**AIM**
Output each entry that follows exactly. Images stay out.

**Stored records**
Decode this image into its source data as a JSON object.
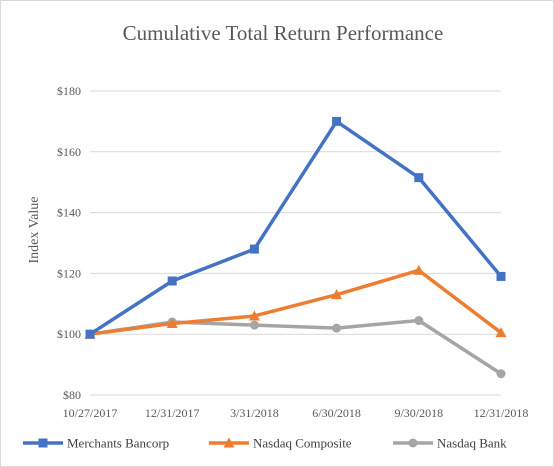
{
  "chart_data": {
    "type": "line",
    "title": "Cumulative Total Return Performance",
    "xlabel": "",
    "ylabel": "Index Value",
    "categories": [
      "10/27/2017",
      "12/31/2017",
      "3/31/2018",
      "6/30/2018",
      "9/30/2018",
      "12/31/2018"
    ],
    "ylim": [
      80,
      180
    ],
    "yticks": [
      80,
      100,
      120,
      140,
      160,
      180
    ],
    "ytick_labels": [
      "$80",
      "$100",
      "$120",
      "$140",
      "$160",
      "$180"
    ],
    "grid": true,
    "legend_position": "bottom",
    "series": [
      {
        "name": "Merchants Bancorp",
        "color": "#4472c4",
        "marker": "square",
        "values": [
          100,
          117.5,
          128,
          170,
          151.5,
          119
        ]
      },
      {
        "name": "Nasdaq Composite",
        "color": "#ed7d31",
        "marker": "triangle",
        "values": [
          100,
          103.5,
          106,
          113,
          121,
          100.5
        ]
      },
      {
        "name": "Nasdaq Bank",
        "color": "#a5a5a5",
        "marker": "circle",
        "values": [
          100,
          104,
          103,
          102,
          104.5,
          87
        ]
      }
    ]
  }
}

**THE OUTPUT**
Decode this image into its source data as a JSON object.
{
  "chart_data": {
    "type": "line",
    "title": "Cumulative Total Return Performance",
    "xlabel": "",
    "ylabel": "Index Value",
    "categories": [
      "10/27/2017",
      "12/31/2017",
      "3/31/2018",
      "6/30/2018",
      "9/30/2018",
      "12/31/2018"
    ],
    "ylim": [
      80,
      180
    ],
    "yticks": [
      80,
      100,
      120,
      140,
      160,
      180
    ],
    "ytick_labels": [
      "$80",
      "$100",
      "$120",
      "$140",
      "$160",
      "$180"
    ],
    "grid": true,
    "legend_position": "bottom",
    "series": [
      {
        "name": "Merchants Bancorp",
        "color": "#4472c4",
        "marker": "square",
        "values": [
          100,
          117.5,
          128,
          170,
          151.5,
          119
        ]
      },
      {
        "name": "Nasdaq Composite",
        "color": "#ed7d31",
        "marker": "triangle",
        "values": [
          100,
          103.5,
          106,
          113,
          121,
          100.5
        ]
      },
      {
        "name": "Nasdaq Bank",
        "color": "#a5a5a5",
        "marker": "circle",
        "values": [
          100,
          104,
          103,
          102,
          104.5,
          87
        ]
      }
    ]
  }
}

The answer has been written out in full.